| Task prompt |
Without further comment, state how many lines in the listing below contain the word "grid".

| Record list |
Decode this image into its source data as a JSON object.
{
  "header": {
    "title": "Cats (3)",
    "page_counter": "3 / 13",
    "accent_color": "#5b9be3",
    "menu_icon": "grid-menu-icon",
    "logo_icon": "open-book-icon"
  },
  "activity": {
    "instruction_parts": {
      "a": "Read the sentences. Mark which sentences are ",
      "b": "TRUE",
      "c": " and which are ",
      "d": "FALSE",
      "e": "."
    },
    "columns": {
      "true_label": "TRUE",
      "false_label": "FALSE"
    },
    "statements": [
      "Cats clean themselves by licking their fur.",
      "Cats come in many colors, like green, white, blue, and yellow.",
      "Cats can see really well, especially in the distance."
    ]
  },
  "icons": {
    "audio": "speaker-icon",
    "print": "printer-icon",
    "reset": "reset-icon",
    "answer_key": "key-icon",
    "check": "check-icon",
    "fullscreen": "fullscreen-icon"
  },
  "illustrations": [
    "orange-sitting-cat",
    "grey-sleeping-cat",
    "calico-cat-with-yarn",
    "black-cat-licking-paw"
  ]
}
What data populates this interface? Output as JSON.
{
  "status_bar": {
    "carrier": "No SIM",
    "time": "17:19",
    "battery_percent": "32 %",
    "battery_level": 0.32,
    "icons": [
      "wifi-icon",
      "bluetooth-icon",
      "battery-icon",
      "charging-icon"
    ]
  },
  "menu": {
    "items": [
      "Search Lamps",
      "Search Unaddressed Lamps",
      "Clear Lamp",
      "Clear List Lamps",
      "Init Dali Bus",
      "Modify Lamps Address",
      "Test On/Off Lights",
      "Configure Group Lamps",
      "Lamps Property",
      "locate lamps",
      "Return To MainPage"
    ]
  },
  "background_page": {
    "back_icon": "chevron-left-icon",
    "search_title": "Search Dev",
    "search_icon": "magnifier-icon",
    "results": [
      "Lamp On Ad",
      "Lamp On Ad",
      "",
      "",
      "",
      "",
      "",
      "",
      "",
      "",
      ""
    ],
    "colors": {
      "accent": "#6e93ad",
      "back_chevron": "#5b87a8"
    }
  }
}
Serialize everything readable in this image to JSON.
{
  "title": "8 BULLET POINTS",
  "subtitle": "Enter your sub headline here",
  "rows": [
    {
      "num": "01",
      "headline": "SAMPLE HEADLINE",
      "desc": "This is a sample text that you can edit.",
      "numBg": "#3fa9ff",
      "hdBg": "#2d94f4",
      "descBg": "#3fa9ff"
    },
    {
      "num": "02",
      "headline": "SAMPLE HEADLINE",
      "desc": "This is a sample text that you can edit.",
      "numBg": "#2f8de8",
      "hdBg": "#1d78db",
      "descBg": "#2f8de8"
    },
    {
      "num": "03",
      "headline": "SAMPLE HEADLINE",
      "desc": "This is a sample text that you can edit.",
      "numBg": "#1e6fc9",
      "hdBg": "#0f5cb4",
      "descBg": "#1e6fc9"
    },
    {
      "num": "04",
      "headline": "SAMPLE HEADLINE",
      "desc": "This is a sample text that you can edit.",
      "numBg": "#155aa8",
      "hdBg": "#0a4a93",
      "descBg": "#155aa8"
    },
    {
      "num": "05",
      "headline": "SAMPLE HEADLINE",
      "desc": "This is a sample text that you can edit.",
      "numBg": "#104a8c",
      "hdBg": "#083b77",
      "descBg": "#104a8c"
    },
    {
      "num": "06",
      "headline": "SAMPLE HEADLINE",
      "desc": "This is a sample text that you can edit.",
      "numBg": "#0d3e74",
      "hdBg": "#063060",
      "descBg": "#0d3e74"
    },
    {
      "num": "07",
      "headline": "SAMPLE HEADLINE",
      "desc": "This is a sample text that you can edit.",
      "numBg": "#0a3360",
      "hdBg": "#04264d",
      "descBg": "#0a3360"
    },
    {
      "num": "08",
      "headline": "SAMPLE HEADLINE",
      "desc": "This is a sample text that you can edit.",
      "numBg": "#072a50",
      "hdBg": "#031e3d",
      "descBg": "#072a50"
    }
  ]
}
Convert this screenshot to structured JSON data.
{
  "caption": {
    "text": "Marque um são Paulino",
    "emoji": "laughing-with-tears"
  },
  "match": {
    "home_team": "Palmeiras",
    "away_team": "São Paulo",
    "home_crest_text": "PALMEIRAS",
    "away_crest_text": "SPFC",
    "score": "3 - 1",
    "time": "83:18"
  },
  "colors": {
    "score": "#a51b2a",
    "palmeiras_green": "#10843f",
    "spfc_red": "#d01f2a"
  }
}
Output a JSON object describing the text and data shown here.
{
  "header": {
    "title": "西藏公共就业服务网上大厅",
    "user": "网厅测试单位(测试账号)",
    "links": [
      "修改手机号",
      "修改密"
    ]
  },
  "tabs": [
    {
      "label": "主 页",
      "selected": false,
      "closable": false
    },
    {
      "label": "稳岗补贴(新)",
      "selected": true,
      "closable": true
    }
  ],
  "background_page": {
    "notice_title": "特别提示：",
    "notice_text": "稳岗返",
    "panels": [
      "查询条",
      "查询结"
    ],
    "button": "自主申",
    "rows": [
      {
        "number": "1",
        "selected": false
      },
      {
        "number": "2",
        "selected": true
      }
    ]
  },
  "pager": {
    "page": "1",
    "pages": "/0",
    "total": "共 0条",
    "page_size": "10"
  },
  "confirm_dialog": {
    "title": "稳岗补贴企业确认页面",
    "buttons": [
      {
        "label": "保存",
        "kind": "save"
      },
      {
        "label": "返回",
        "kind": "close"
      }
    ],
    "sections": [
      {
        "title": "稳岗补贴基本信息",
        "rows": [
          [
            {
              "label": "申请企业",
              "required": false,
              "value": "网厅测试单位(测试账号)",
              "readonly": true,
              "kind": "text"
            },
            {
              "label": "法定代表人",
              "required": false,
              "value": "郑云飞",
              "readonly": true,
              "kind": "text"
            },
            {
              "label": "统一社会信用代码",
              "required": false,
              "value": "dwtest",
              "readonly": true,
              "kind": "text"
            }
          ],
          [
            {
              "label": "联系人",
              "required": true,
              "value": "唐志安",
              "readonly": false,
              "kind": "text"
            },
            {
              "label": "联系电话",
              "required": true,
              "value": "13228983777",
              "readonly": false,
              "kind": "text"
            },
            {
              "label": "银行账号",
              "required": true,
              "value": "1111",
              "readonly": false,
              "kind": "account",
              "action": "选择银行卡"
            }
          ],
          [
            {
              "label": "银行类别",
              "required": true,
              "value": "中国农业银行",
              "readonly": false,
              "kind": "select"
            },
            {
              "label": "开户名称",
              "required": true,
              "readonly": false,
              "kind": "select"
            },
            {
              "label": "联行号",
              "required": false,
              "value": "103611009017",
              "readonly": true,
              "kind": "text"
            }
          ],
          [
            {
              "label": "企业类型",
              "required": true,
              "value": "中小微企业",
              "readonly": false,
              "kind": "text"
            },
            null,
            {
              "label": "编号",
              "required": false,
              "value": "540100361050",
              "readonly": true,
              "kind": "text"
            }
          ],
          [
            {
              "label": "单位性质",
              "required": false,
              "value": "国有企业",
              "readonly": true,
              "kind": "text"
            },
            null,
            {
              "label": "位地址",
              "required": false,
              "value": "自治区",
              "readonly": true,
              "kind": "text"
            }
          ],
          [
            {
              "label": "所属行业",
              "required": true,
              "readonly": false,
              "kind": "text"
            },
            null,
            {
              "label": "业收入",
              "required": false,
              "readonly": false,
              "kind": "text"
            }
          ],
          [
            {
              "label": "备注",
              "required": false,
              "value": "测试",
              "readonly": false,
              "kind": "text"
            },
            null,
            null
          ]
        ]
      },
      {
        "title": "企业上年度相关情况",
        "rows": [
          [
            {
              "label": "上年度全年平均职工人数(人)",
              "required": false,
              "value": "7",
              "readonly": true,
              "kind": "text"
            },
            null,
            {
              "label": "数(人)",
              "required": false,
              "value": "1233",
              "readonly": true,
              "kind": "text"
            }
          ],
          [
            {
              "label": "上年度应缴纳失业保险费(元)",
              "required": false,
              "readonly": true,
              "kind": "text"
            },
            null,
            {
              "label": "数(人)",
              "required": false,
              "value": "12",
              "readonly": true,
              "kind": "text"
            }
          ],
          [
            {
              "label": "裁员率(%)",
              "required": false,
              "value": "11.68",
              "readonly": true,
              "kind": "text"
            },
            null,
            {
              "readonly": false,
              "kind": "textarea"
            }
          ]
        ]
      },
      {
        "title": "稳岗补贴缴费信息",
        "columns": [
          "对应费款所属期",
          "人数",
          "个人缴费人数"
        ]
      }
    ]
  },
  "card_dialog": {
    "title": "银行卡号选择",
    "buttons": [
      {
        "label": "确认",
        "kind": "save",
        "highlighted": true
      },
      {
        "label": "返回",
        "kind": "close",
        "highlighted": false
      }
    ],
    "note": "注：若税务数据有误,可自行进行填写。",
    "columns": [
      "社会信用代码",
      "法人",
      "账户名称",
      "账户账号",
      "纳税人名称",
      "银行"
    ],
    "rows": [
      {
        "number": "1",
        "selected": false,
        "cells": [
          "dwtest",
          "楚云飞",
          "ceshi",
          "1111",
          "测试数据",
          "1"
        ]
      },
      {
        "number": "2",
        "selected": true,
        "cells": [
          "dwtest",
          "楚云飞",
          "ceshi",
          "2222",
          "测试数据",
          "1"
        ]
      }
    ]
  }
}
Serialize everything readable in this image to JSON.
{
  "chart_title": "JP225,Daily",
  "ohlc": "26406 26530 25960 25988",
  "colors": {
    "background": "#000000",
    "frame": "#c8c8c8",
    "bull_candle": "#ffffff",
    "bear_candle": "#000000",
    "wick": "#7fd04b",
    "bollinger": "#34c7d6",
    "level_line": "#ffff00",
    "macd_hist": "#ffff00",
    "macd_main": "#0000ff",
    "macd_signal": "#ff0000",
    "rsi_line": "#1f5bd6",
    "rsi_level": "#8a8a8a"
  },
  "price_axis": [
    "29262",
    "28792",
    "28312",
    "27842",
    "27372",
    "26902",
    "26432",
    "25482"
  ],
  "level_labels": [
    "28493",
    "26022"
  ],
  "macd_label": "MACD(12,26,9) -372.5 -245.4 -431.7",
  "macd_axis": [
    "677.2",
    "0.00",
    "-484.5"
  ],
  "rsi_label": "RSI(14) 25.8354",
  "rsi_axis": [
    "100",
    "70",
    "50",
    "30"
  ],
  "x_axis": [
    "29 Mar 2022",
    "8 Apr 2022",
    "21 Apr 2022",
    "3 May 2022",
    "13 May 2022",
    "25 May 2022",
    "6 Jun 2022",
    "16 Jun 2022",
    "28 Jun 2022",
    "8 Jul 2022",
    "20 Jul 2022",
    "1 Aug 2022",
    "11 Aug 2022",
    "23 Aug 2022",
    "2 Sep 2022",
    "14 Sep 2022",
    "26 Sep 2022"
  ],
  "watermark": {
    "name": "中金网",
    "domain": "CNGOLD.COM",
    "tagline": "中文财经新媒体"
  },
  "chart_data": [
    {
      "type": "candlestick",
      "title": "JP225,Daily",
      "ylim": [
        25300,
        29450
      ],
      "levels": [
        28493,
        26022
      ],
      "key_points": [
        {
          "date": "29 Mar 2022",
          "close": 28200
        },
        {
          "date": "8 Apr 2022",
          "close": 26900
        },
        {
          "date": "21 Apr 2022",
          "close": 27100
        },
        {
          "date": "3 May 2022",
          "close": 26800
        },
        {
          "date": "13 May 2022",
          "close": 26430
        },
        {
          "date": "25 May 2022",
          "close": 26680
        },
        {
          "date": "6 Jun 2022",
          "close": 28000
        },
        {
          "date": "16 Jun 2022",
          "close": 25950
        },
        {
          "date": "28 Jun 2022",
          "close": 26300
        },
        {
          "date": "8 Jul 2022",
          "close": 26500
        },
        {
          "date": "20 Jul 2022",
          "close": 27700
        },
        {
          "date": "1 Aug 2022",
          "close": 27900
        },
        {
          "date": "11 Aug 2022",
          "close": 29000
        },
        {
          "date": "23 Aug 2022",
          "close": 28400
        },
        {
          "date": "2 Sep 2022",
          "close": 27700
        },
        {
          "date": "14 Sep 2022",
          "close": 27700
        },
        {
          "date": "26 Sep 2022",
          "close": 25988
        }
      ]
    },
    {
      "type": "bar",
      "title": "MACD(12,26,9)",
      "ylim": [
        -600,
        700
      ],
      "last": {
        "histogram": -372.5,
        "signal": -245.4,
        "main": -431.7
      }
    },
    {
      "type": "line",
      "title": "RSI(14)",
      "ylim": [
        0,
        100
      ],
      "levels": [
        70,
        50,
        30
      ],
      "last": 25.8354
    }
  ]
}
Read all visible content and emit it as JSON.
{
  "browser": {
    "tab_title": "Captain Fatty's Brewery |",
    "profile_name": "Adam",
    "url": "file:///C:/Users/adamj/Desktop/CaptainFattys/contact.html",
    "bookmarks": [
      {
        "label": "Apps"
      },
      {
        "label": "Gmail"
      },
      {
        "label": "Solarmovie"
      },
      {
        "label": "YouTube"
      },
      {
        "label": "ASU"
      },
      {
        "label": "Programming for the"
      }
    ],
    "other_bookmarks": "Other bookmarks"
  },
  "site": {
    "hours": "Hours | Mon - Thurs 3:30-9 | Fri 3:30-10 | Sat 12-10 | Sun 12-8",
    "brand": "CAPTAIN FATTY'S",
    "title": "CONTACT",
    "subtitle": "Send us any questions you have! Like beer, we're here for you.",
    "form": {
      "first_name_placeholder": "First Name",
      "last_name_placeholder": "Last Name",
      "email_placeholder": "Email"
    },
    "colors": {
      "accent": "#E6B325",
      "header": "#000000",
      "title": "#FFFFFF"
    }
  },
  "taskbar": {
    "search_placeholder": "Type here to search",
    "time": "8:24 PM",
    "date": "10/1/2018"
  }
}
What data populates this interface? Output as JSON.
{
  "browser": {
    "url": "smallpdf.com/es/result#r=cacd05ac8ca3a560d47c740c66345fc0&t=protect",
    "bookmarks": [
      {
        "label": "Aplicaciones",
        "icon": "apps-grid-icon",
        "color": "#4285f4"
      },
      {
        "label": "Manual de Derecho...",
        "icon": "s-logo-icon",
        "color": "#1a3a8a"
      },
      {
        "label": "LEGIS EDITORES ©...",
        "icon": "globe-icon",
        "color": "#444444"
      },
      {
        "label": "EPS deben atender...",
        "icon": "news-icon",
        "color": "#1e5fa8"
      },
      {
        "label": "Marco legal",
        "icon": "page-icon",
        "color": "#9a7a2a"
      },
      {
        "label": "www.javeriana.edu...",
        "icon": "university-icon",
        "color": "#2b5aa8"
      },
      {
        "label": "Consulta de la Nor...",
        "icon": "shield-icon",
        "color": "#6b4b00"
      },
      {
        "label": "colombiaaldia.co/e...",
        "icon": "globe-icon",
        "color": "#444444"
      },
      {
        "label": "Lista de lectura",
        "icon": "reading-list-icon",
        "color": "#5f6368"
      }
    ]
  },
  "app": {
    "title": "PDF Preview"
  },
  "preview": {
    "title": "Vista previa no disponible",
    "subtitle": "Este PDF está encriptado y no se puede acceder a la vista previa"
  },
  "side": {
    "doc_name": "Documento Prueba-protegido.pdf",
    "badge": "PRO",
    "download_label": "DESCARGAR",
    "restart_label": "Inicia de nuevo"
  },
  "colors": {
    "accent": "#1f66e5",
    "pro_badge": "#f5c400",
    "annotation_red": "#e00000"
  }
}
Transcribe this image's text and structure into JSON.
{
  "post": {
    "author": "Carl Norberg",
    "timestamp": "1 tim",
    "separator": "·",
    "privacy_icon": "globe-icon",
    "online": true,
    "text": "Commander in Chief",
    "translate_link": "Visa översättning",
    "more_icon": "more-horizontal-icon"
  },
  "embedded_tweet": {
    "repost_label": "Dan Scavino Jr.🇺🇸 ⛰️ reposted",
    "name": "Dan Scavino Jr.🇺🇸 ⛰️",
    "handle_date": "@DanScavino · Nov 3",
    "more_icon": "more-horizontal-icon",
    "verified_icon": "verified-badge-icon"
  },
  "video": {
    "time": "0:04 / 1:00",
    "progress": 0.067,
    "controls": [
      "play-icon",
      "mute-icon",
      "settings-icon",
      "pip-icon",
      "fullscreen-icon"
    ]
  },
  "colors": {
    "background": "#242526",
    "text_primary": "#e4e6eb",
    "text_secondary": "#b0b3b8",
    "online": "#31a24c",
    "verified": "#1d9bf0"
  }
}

| Response for this exercise |
2